(Extracted records)
************

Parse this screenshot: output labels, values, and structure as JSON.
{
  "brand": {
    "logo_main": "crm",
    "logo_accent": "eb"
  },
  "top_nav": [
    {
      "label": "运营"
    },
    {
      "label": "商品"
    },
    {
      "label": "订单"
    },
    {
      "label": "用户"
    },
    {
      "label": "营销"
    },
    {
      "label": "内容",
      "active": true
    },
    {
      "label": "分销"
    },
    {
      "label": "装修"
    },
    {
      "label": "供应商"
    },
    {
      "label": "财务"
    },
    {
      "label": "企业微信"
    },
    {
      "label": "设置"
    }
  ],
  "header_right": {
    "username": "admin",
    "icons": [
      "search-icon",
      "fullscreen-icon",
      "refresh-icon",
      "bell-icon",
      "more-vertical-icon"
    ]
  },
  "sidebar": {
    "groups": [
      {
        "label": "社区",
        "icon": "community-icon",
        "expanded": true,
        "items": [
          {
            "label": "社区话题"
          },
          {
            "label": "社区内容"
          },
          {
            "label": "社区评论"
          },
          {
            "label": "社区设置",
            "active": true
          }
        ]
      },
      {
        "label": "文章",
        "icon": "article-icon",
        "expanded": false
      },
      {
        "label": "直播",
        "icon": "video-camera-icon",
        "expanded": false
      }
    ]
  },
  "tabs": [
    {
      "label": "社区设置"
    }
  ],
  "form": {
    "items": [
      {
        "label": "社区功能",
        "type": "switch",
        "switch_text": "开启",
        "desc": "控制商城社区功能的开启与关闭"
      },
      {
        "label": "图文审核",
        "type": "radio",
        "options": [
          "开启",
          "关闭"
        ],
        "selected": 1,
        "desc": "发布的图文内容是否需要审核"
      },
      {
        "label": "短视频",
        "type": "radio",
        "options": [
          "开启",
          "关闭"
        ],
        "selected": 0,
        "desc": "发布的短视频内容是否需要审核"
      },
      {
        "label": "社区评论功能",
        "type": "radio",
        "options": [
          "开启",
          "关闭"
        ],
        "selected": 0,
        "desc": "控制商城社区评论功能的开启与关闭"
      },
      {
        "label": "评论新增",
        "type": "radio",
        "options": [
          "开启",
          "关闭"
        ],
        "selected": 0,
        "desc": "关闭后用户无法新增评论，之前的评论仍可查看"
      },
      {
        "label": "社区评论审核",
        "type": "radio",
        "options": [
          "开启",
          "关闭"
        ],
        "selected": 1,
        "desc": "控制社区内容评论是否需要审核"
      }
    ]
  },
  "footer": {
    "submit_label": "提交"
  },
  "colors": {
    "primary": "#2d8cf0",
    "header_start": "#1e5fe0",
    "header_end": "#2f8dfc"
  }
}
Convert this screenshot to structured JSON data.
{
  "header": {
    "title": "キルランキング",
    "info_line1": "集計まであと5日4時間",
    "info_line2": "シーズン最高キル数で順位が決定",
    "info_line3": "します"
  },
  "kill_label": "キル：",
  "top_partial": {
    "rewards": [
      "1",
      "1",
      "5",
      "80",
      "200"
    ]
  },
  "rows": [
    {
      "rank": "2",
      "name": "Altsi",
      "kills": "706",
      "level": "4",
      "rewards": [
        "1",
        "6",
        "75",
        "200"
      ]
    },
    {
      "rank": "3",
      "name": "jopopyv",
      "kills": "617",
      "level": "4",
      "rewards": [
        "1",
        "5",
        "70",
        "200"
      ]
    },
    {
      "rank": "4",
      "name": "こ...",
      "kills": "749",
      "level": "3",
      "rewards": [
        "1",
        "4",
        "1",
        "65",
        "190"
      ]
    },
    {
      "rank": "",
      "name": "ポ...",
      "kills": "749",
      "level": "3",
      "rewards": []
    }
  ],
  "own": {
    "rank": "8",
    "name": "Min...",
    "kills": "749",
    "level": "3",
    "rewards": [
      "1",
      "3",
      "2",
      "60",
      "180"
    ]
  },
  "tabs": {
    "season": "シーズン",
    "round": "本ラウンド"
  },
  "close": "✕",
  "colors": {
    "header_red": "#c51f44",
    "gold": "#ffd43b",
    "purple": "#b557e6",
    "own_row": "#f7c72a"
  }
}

************

▶ **Requirements**:
Return each line of the data that contains the string "desc".

▶ **Solution**:
        "desc": "控制商城社区功能的开启与关闭"
        "desc": "发布的图文内容是否需要审核"
        "desc": "发布的短视频内容是否需要审核"
        "desc": "控制商城社区评论功能的开启与关闭"
        "desc": "关闭后用户无法新增评论，之前的评论仍可查看"
        "desc": "控制社区内容评论是否需要审核"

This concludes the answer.